[Aim of the task]: Lay out every line of the material below as a Markdown table with two columns, Row and Material line, numbering the rows in order and leaving out blank lines.
--- Start of Data lines ---
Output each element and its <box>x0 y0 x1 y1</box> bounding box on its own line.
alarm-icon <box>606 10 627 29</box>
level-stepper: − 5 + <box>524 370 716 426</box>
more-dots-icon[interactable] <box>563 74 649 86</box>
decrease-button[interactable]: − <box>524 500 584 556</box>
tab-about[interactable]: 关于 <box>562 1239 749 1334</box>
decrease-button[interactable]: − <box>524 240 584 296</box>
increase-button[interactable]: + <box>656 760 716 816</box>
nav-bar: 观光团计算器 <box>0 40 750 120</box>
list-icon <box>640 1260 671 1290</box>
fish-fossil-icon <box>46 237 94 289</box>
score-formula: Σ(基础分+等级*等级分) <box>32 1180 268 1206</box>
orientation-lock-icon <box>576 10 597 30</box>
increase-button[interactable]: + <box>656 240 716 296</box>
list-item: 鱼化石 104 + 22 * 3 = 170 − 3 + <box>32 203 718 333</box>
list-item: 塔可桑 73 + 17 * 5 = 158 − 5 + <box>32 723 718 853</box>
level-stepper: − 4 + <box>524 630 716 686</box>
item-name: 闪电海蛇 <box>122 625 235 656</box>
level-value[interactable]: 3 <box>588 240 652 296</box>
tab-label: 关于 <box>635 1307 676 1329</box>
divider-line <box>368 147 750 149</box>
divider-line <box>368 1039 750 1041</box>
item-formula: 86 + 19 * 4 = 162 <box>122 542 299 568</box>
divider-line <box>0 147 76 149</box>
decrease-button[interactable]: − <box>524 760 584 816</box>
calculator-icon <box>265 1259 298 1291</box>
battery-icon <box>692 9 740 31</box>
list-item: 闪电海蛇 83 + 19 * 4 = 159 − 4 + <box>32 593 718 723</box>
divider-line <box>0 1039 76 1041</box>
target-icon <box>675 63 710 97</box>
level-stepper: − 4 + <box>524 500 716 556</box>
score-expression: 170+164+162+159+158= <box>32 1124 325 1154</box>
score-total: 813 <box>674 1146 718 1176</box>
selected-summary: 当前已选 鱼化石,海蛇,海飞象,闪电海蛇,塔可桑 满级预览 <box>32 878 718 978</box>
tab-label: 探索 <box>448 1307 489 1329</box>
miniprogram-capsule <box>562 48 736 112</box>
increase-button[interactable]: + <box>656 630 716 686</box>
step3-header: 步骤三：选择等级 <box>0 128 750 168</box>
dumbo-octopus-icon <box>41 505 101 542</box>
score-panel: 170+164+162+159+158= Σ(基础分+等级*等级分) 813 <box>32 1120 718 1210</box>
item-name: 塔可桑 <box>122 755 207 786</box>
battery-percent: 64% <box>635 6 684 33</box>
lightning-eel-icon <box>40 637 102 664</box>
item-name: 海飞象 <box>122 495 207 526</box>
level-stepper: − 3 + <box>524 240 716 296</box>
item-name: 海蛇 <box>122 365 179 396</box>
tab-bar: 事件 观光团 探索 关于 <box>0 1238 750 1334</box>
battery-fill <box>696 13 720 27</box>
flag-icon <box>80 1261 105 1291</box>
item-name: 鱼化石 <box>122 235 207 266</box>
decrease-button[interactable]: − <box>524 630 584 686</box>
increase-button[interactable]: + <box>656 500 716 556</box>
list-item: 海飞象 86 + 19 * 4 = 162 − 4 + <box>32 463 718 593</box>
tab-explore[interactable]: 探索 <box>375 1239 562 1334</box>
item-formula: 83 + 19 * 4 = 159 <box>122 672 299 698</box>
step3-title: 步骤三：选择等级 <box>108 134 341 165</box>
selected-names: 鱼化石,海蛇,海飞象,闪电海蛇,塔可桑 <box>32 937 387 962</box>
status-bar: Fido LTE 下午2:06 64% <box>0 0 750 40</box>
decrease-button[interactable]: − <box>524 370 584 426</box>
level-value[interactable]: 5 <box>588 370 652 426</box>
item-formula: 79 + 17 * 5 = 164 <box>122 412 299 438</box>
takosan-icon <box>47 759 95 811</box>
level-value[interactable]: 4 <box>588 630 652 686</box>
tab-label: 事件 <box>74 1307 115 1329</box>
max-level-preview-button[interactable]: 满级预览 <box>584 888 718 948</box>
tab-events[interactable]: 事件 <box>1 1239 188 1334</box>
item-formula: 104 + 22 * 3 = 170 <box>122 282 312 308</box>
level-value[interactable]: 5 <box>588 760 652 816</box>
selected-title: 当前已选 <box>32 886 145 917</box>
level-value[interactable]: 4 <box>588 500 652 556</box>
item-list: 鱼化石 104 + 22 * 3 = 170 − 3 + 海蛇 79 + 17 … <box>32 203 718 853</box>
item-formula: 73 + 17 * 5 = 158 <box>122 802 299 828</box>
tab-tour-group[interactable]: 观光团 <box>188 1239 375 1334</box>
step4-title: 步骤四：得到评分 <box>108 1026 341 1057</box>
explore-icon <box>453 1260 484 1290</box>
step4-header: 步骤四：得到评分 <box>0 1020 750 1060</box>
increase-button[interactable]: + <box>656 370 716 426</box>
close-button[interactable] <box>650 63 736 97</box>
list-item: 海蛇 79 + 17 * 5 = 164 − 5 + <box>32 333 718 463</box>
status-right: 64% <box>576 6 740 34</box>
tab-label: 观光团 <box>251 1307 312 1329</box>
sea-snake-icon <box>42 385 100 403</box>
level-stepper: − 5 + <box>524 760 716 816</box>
--- End of Data lines ---
[Correct response]:
| Row | Material line |
|---|---|
| 1 | Output each element and its <box>x0 y0 x1 y1</box> bounding box on its own line. |
| 2 | alarm-icon <box>606 10 627 29</box> |
| 3 | level-stepper: − 5 + <box>524 370 716 426</box> |
| 4 | more-dots-icon[interactable] <box>563 74 649 86</box> |
| 5 | decrease-button[interactable]: − <box>524 500 584 556</box> |
| 6 | tab-about[interactable]: 关于 <box>562 1239 749 1334</box> |
| 7 | decrease-button[interactable]: − <box>524 240 584 296</box> |
| 8 | increase-button[interactable]: + <box>656 760 716 816</box> |
| 9 | nav-bar: 观光团计算器 <box>0 40 750 120</box> |
| 10 | list-icon <box>640 1260 671 1290</box> |
| 11 | fish-fossil-icon <box>46 237 94 289</box> |
| 12 | score-formula: Σ(基础分+等级*等级分) <box>32 1180 268 1206</box> |
| 13 | orientation-lock-icon <box>576 10 597 30</box> |
| 14 | increase-button[interactable]: + <box>656 240 716 296</box> |
| 15 | list-item: 鱼化石 104 + 22 * 3 = 170 − 3 + <box>32 203 718 333</box> |
| 16 | list-item: 塔可桑 73 + 17 * 5 = 158 − 5 + <box>32 723 718 853</box> |
| 17 | level-stepper: − 4 + <box>524 630 716 686</box> |
| 18 | item-name: 闪电海蛇 <box>122 625 235 656</box> |
| 19 | level-value[interactable]: 3 <box>588 240 652 296</box> |
| 20 | tab-label: 关于 <box>635 1307 676 1329</box> |
| 21 | divider-line <box>368 147 750 149</box> |
| 22 | divider-line <box>368 1039 750 1041</box> |
| 23 | item-formula: 86 + 19 * 4 = 162 <box>122 542 299 568</box> |
| 24 | divider-line <box>0 147 76 149</box> |
| 25 | decrease-button[interactable]: − <box>524 760 584 816</box> |
| 26 | calculator-icon <box>265 1259 298 1291</box> |
| 27 | battery-icon <box>692 9 740 31</box> |
| 28 | list-item: 闪电海蛇 83 + 19 * 4 = 159 − 4 + <box>32 593 718 723</box> |
| 29 | divider-line <box>0 1039 76 1041</box> |
| 30 | target-icon <box>675 63 710 97</box> |
| 31 | level-stepper: − 4 + <box>524 500 716 556</box> |
| 32 | score-expression: 170+164+162+159+158= <box>32 1124 325 1154</box> |
| 33 | score-total: 813 <box>674 1146 718 1176</box> |
| 34 | selected-summary: 当前已选 鱼化石,海蛇,海飞象,闪电海蛇,塔可桑 满级预览 <box>32 878 718 978</box> |
| 35 | tab-label: 探索 <box>448 1307 489 1329</box> |
| 36 | miniprogram-capsule <box>562 48 736 112</box> |
| 37 | increase-button[interactable]: + <box>656 630 716 686</box> |
| 38 | step3-header: 步骤三：选择等级 <box>0 128 750 168</box> |
| 39 | dumbo-octopus-icon <box>41 505 101 542</box> |
| 40 | score-panel: 170+164+162+159+158= Σ(基础分+等级*等级分) 813 <box>32 1120 718 1210</box> |
| 41 | item-name: 塔可桑 <box>122 755 207 786</box> |
| 42 | battery-percent: 64% <box>635 6 684 33</box> |
| 43 | lightning-eel-icon <box>40 637 102 664</box> |
| 44 | item-name: 海飞象 <box>122 495 207 526</box> |
| 45 | level-stepper: − 3 + <box>524 240 716 296</box> |
| 46 | item-name: 海蛇 <box>122 365 179 396</box> |
| 47 | tab-bar: 事件 观光团 探索 关于 <box>0 1238 750 1334</box> |
| 48 | battery-fill <box>696 13 720 27</box> |
| 49 | flag-icon <box>80 1261 105 1291</box> |
| 50 | item-name: 鱼化石 <box>122 235 207 266</box> |
| 51 | decrease-button[interactable]: − <box>524 630 584 686</box> |
| 52 | increase-button[interactable]: + <box>656 500 716 556</box> |
| 53 | list-item: 海飞象 86 + 19 * 4 = 162 − 4 + <box>32 463 718 593</box> |
| 54 | tab-explore[interactable]: 探索 <box>375 1239 562 1334</box> |
| 55 | item-formula: 83 + 19 * 4 = 159 <box>122 672 299 698</box> |
| 56 | step3-title: 步骤三：选择等级 <box>108 134 341 165</box> |
| 57 | selected-names: 鱼化石,海蛇,海飞象,闪电海蛇,塔可桑 <box>32 937 387 962</box> |
| 58 | status-bar: Fido LTE 下午2:06 64% <box>0 0 750 40</box> |
| 59 | decrease-button[interactable]: − <box>524 370 584 426</box> |
| 60 | level-value[interactable]: 5 <box>588 370 652 426</box> |
| 61 | item-formula: 79 + 17 * 5 = 164 <box>122 412 299 438</box> |
| 62 | takosan-icon <box>47 759 95 811</box> |
| 63 | level-value[interactable]: 4 <box>588 630 652 686</box> |
| 64 | tab-label: 事件 <box>74 1307 115 1329</box> |
| 65 | max-level-preview-button[interactable]: 满级预览 <box>584 888 718 948</box> |
| 66 | tab-events[interactable]: 事件 <box>1 1239 188 1334</box> |
| 67 | item-formula: 104 + 22 * 3 = 170 <box>122 282 312 308</box> |
| 68 | level-value[interactable]: 5 <box>588 760 652 816</box> |
| 69 | selected-title: 当前已选 <box>32 886 145 917</box> |
| 70 | level-value[interactable]: 4 <box>588 500 652 556</box> |
| 71 | item-list: 鱼化石 104 + 22 * 3 = 170 − 3 + 海蛇 79 + 17 … <box>32 203 718 853</box> |
| 72 | item-formula: 73 + 17 * 5 = 158 <box>122 802 299 828</box> |
| 73 | tab-tour-group[interactable]: 观光团 <box>188 1239 375 1334</box> |
| 74 | step4-title: 步骤四：得到评分 <box>108 1026 341 1057</box> |
| 75 | explore-icon <box>453 1260 484 1290</box> |
| 76 | step4-header: 步骤四：得到评分 <box>0 1020 750 1060</box> |
| 77 | increase-button[interactable]: + <box>656 370 716 426</box> |
| 78 | close-button[interactable] <box>650 63 736 97</box> |
| 79 | list-item: 海蛇 79 + 17 * 5 = 164 − 5 + <box>32 333 718 463</box> |
| 80 | status-right: 64% <box>576 6 740 34</box> |
| 81 | tab-label: 观光团 <box>251 1307 312 1329</box> |
| 82 | sea-snake-icon <box>42 385 100 403</box> |
| 83 | level-stepper: − 5 + <box>524 760 716 816</box> |